● PAGE EXCERPT
************

Neo-liberalism had a major impact on higher education. First beginning under President Carter and then more so under Ronald Reagan, the federal and state governments cut taxes and public expenditures. The combination of the two meant a halt to the Dewey business model as support for public institutions decreased and federal money dried up.
From a high in the 1960s and early 70s when states and the federal government provided generous funding to expand their public systems to educate the Baby Boomers, state universities now receive only a small percentage of their money from the government. In 2004, the State of New York constituted only 29% of SUNY’s funding and 31% for CUNY. As of 1998, New York spent more on its prisons than on higher education. In 1991, 74% of the funding for public universities came from states, in 2004; it was down to 64%, with state systems in Illinois, Michigan and Virginia down to 25%, 18%, and 8% respectively. Since then, the percentages have shrunk even more, rendering state universities public institutions more in name than in funding.
Higher education under Neo-liberalism needed a new business model and it found it in the corporate university. The corporate university is one where colleges increasingly use corporate structures and management styles to run the university. This includes abandoning the American Association of University Professors (AAUP) shared governance model where faculty had an equal voice in the running of the school, including over curriculum, selection of department chairs, deans, and presidents, and determination of many of the other policies affecting the academy. The corporate university replaced the shared governance model with one more typical of a business corporation.

************

● DATASET EXCERPTS
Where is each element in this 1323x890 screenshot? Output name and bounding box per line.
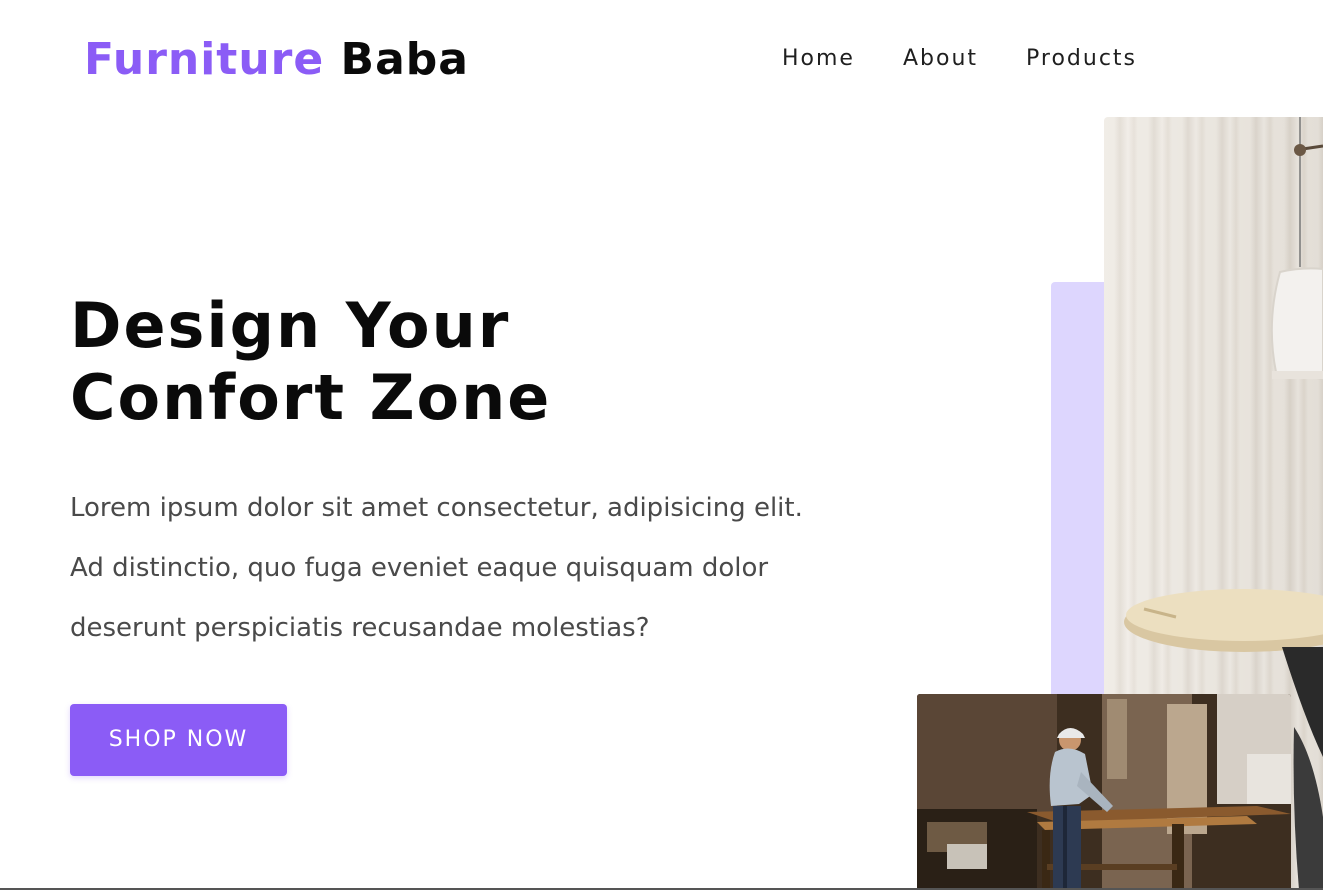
nav-item-products[interactable]: Products: [1026, 44, 1137, 74]
hero-description-line: Lorem ipsum dolor sit amet consectetur, …: [70, 493, 803, 523]
brand-logo[interactable]: Furniture Baba: [84, 32, 469, 88]
nav-item-home[interactable]: Home: [782, 44, 855, 74]
hero-description-line: Ad distinctio, quo fuga eveniet eaque qu…: [70, 553, 769, 583]
brand-logo-accent: Furniture: [84, 34, 325, 85]
main-nav: Home About Products: [782, 44, 1185, 74]
brand-logo-rest: Baba: [340, 34, 469, 85]
hero-title-line: Design Your: [70, 289, 511, 362]
hero-description-line: deserunt perspiciatis recusandae molesti…: [70, 613, 650, 643]
shop-now-button[interactable]: SHOP NOW: [70, 704, 287, 776]
workshop-craftsman-image: [917, 694, 1291, 890]
hero-title-line: Confort Zone: [70, 361, 552, 434]
nav-item-about[interactable]: About: [903, 44, 978, 74]
hero-title: Design Your Confort Zone: [70, 290, 551, 434]
hero-description: Lorem ipsum dolor sit amet consectetur, …: [70, 478, 840, 658]
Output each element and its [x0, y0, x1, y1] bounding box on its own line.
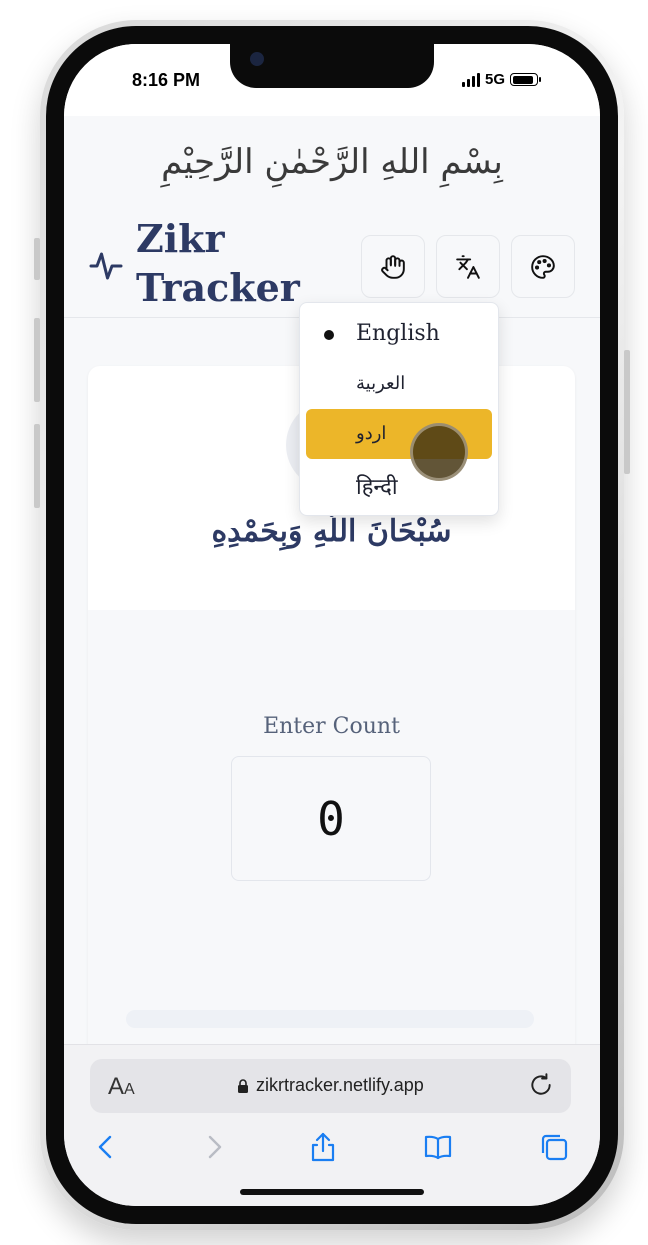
volume-up-button [34, 318, 40, 402]
reload-icon[interactable] [528, 1072, 554, 1098]
notch [230, 44, 434, 88]
touch-indicator [410, 423, 468, 481]
address-bar[interactable]: AA zikrtracker.netlify.app [90, 1059, 571, 1113]
app-title: Zikr Tracker [136, 214, 306, 313]
language-option-english[interactable]: English [306, 309, 492, 359]
palette-icon [531, 254, 555, 279]
forward-icon[interactable] [198, 1131, 230, 1163]
camera-icon [250, 52, 264, 66]
mute-switch [34, 238, 40, 280]
count-label: Enter Count [263, 714, 400, 739]
volume-down-button [34, 424, 40, 508]
lock-icon [238, 1079, 248, 1093]
language-option-label: English [356, 321, 440, 346]
network-label: 5G [485, 71, 506, 88]
language-option-label: العربية [356, 373, 406, 394]
bismillah-text: بِسْمِ اللهِ الرَّحْمٰنِ الرَّحِيْمِ [161, 142, 503, 182]
language-menu: English العربية اردو हिन्दी [299, 302, 499, 516]
hand-icon [381, 254, 405, 279]
share-icon[interactable] [307, 1131, 339, 1163]
url-text: zikrtracker.netlify.app [256, 1075, 424, 1095]
status-time: 8:16 PM [132, 70, 201, 90]
app-title-line1: Zikr [136, 216, 225, 261]
tabs-icon[interactable] [538, 1131, 570, 1163]
tap-mode-button[interactable] [361, 235, 425, 298]
language-option-label: اردو [356, 423, 387, 444]
bookmarks-icon[interactable] [422, 1131, 454, 1163]
activity-icon [89, 252, 123, 280]
progress-bar [126, 1010, 534, 1028]
count-section: Enter Count 0 [88, 610, 575, 1106]
translate-icon [456, 254, 480, 279]
language-option-arabic[interactable]: العربية [306, 359, 492, 409]
back-icon[interactable] [90, 1131, 122, 1163]
app-title-line2: Tracker [136, 265, 300, 311]
language-button[interactable] [436, 235, 500, 298]
browser-toolbar: AA zikrtracker.netlify.app [64, 1044, 600, 1206]
aa-small-label: A [124, 1081, 135, 1098]
language-option-label: हिन्दी [356, 475, 398, 500]
reader-settings-button[interactable]: AA [108, 1073, 135, 1101]
power-button [624, 350, 630, 474]
aa-large-label: A [108, 1073, 125, 1100]
count-input[interactable]: 0 [231, 756, 431, 881]
selected-dot-icon [324, 330, 334, 340]
signal-icon [462, 72, 480, 87]
battery-icon [510, 73, 542, 86]
theme-button[interactable] [511, 235, 575, 298]
home-indicator [240, 1189, 424, 1195]
app-header: بِسْمِ اللهِ الرَّحْمٰنِ الرَّحِيْمِ Zik… [64, 116, 600, 318]
screen: 8:16 PM 5G بِسْمِ اللهِ الرَّحْمٰنِ الرَ… [64, 44, 600, 1206]
browser-nav-row [64, 1131, 600, 1171]
dhikr-text: سُبْحَانَ اللَّهِ وَبِحَمْدِهِ [211, 514, 452, 549]
status-indicators: 5G [462, 71, 542, 88]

************

● SET TASKS
#1 Write down the passage on higher education funding between "From a high" and "than in funding.", inclusive, word for word.
#2 According to the passage on higher education funding, what share of SUNY's funding did the State of New York provide in 2004?
These records were drawn from a separate source.

● SOLUTION LIST
#1
From a high in the 1960s and early 70s when states and the federal government provided generous funding to expand their public systems to educate the Baby Boomers, state universities now receive only a small percentage of their money from the government. In 2004, the State of New York constituted only 29% of SUNY’s funding and 31% for CUNY. As of 1998, New York spent more on its prisons than on higher education. In 1991, 74% of the funding for public universities came from states, in 2004; it was down to 64%, with state systems in Illinois, Michigan and Virginia down to 25%, 18%, and 8% respectively. Since then, the percentages have shrunk even more, rendering state universities public institutions more in name than in funding.

#2 29%